⟨

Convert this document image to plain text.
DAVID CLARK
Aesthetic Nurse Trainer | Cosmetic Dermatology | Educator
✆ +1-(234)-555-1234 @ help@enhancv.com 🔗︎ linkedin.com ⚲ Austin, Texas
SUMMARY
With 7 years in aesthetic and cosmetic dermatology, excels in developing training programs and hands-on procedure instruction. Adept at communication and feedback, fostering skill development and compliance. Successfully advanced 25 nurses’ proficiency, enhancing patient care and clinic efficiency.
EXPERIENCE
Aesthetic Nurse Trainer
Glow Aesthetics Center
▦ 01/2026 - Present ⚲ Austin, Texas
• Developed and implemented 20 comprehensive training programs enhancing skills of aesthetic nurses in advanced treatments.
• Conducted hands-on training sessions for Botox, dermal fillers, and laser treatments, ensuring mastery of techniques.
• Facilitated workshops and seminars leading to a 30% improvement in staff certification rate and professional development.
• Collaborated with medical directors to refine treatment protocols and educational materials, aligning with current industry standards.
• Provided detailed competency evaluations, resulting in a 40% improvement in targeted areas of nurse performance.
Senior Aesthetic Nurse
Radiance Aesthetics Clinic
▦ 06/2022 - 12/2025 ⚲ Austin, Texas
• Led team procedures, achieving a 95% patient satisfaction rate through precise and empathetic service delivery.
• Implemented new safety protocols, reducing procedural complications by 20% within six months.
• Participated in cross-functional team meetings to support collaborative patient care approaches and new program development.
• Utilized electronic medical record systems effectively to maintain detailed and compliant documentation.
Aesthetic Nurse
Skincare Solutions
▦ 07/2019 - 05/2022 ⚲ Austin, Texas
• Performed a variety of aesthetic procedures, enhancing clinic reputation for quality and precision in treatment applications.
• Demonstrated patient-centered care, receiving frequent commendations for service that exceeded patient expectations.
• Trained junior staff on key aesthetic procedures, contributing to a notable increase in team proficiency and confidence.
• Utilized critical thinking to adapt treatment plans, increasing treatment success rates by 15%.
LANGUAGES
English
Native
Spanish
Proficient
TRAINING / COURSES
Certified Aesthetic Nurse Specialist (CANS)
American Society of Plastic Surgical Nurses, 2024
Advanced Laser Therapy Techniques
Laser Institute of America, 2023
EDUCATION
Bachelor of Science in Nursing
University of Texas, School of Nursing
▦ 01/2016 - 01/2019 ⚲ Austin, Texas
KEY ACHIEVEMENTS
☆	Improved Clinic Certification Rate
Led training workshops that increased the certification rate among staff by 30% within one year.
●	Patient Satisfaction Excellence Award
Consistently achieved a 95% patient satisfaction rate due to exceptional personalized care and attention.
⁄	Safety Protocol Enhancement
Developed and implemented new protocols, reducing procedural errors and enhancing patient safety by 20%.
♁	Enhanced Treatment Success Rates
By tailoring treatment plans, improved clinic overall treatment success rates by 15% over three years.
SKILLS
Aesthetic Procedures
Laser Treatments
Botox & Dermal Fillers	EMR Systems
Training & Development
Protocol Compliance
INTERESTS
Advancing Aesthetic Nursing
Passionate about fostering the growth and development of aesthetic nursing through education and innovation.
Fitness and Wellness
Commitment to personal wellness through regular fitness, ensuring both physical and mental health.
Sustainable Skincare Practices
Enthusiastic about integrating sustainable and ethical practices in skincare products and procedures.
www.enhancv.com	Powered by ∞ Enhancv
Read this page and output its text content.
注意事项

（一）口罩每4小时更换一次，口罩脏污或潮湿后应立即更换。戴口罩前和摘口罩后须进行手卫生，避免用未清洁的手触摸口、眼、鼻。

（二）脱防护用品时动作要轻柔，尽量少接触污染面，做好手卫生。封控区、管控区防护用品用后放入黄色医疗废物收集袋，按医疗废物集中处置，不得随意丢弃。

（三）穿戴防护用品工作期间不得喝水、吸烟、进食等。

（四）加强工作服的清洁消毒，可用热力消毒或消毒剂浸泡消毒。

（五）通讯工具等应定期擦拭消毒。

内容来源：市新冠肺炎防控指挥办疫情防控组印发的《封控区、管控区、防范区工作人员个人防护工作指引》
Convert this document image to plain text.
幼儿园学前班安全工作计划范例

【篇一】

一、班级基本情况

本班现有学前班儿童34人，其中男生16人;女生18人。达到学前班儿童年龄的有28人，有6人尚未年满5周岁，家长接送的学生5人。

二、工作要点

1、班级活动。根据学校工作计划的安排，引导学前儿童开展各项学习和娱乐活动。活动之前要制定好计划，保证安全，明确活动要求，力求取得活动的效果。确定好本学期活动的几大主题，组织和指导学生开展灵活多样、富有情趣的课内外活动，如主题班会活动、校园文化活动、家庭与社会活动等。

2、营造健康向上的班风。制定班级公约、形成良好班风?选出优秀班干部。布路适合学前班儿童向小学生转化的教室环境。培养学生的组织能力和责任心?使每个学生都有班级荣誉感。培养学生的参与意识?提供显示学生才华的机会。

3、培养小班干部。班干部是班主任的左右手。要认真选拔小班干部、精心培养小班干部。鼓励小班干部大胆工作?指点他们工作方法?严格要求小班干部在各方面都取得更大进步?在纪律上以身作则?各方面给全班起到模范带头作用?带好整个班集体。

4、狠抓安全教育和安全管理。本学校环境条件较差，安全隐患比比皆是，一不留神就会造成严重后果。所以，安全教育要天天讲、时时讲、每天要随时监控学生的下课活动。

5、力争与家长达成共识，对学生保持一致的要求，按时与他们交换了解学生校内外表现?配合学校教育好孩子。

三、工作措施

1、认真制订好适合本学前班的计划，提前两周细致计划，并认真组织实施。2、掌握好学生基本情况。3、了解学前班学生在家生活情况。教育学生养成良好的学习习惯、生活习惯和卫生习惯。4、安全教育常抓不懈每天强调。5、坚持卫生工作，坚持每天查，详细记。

⟩

GIVEN REQUEST:
Return every record above exactly as it appears.

SOLUTION:
Convert this document image to plain text.
DAVID CLARK
Aesthetic Nurse Trainer | Cosmetic Dermatology | Educator
✆ +1-(234)-555-1234 @ help@enhancv.com 🔗︎ linkedin.com ⚲ Austin, Texas
SUMMARY
With 7 years in aesthetic and cosmetic dermatology, excels in developing training programs and hands-on procedure instruction. Adept at communication and feedback, fostering skill development and compliance. Successfully advanced 25 nurses’ proficiency, enhancing patient care and clinic efficiency.
EXPERIENCE
Aesthetic Nurse Trainer
Glow Aesthetics Center
▦ 01/2026 - Present ⚲ Austin, Texas
• Developed and implemented 20 comprehensive training programs enhancing skills of aesthetic nurses in advanced treatments.
• Conducted hands-on training sessions for Botox, dermal fillers, and laser treatments, ensuring mastery of techniques.
• Facilitated workshops and seminars leading to a 30% improvement in staff certification rate and professional development.
• Collaborated with medical directors to refine treatment protocols and educational materials, aligning with current industry standards.
• Provided detailed competency evaluations, resulting in a 40% improvement in targeted areas of nurse performance.
Senior Aesthetic Nurse
Radiance Aesthetics Clinic
▦ 06/2022 - 12/2025 ⚲ Austin, Texas
• Led team procedures, achieving a 95% patient satisfaction rate through precise and empathetic service delivery.
• Implemented new safety protocols, reducing procedural complications by 20% within six months.
• Participated in cross-functional team meetings to support collaborative patient care approaches and new program development.
• Utilized electronic medical record systems effectively to maintain detailed and compliant documentation.
Aesthetic Nurse
Skincare Solutions
▦ 07/2019 - 05/2022 ⚲ Austin, Texas
• Performed a variety of aesthetic procedures, enhancing clinic reputation for quality and precision in treatment applications.
• Demonstrated patient-centered care, receiving frequent commendations for service that exceeded patient expectations.
• Trained junior staff on key aesthetic procedures, contributing to a notable increase in team proficiency and confidence.
• Utilized critical thinking to adapt treatment plans, increasing treatment success rates by 15%.
LANGUAGES
English
Native
Spanish
Proficient
TRAINING / COURSES
Certified Aesthetic Nurse Specialist (CANS)
American Society of Plastic Surgical Nurses, 2024
Advanced Laser Therapy Techniques
Laser Institute of America, 2023
EDUCATION
Bachelor of Science in Nursing
University of Texas, School of Nursing
▦ 01/2016 - 01/2019 ⚲ Austin, Texas
KEY ACHIEVEMENTS
☆	Improved Clinic Certification Rate
Led training workshops that increased the certification rate among staff by 30% within one year.
●	Patient Satisfaction Excellence Award
Consistently achieved a 95% patient satisfaction rate due to exceptional personalized care and attention.
⁄	Safety Protocol Enhancement
Developed and implemented new protocols, reducing procedural errors and enhancing patient safety by 20%.
♁	Enhanced Treatment Success Rates
By tailoring treatment plans, improved clinic overall treatment success rates by 15% over three years.
SKILLS
Aesthetic Procedures
Laser Treatments
Botox & Dermal Fillers	EMR Systems
Training & Development
Protocol Compliance
INTERESTS
Advancing Aesthetic Nursing
Passionate about fostering the growth and development of aesthetic nursing through education and innovation.
Fitness and Wellness
Commitment to personal wellness through regular fitness, ensuring both physical and mental health.
Sustainable Skincare Practices
Enthusiastic about integrating sustainable and ethical practices in skincare products and procedures.
www.enhancv.com	Powered by ∞ Enhancv
Read this page and output its text content.
注意事项

（一）口罩每4小时更换一次，口罩脏污或潮湿后应立即更换。戴口罩前和摘口罩后须进行手卫生，避免用未清洁的手触摸口、眼、鼻。

（二）脱防护用品时动作要轻柔，尽量少接触污染面，做好手卫生。封控区、管控区防护用品用后放入黄色医疗废物收集袋，按医疗废物集中处置，不得随意丢弃。

（三）穿戴防护用品工作期间不得喝水、吸烟、进食等。

（四）加强工作服的清洁消毒，可用热力消毒或消毒剂浸泡消毒。

（五）通讯工具等应定期擦拭消毒。

内容来源：市新冠肺炎防控指挥办疫情防控组印发的《封控区、管控区、防范区工作人员个人防护工作指引》
Convert this document image to plain text.
幼儿园学前班安全工作计划范例

【篇一】

一、班级基本情况

本班现有学前班儿童34人，其中男生16人;女生18人。达到学前班儿童年龄的有28人，有6人尚未年满5周岁，家长接送的学生5人。

二、工作要点

1、班级活动。根据学校工作计划的安排，引导学前儿童开展各项学习和娱乐活动。活动之前要制定好计划，保证安全，明确活动要求，力求取得活动的效果。确定好本学期活动的几大主题，组织和指导学生开展灵活多样、富有情趣的课内外活动，如主题班会活动、校园文化活动、家庭与社会活动等。

2、营造健康向上的班风。制定班级公约、形成良好班风?选出优秀班干部。布路适合学前班儿童向小学生转化的教室环境。培养学生的组织能力和责任心?使每个学生都有班级荣誉感。培养学生的参与意识?提供显示学生才华的机会。

3、培养小班干部。班干部是班主任的左右手。要认真选拔小班干部、精心培养小班干部。鼓励小班干部大胆工作?指点他们工作方法?严格要求小班干部在各方面都取得更大进步?在纪律上以身作则?各方面给全班起到模范带头作用?带好整个班集体。

4、狠抓安全教育和安全管理。本学校环境条件较差，安全隐患比比皆是，一不留神就会造成严重后果。所以，安全教育要天天讲、时时讲、每天要随时监控学生的下课活动。

5、力争与家长达成共识，对学生保持一致的要求，按时与他们交换了解学生校内外表现?配合学校教育好孩子。

三、工作措施

1、认真制订好适合本学前班的计划，提前两周细致计划，并认真组织实施。2、掌握好学生基本情况。3、了解学前班学生在家生活情况。教育学生养成良好的学习习惯、生活习惯和卫生习惯。4、安全教育常抓不懈每天强调。5、坚持卫生工作，坚持每天查，详细记。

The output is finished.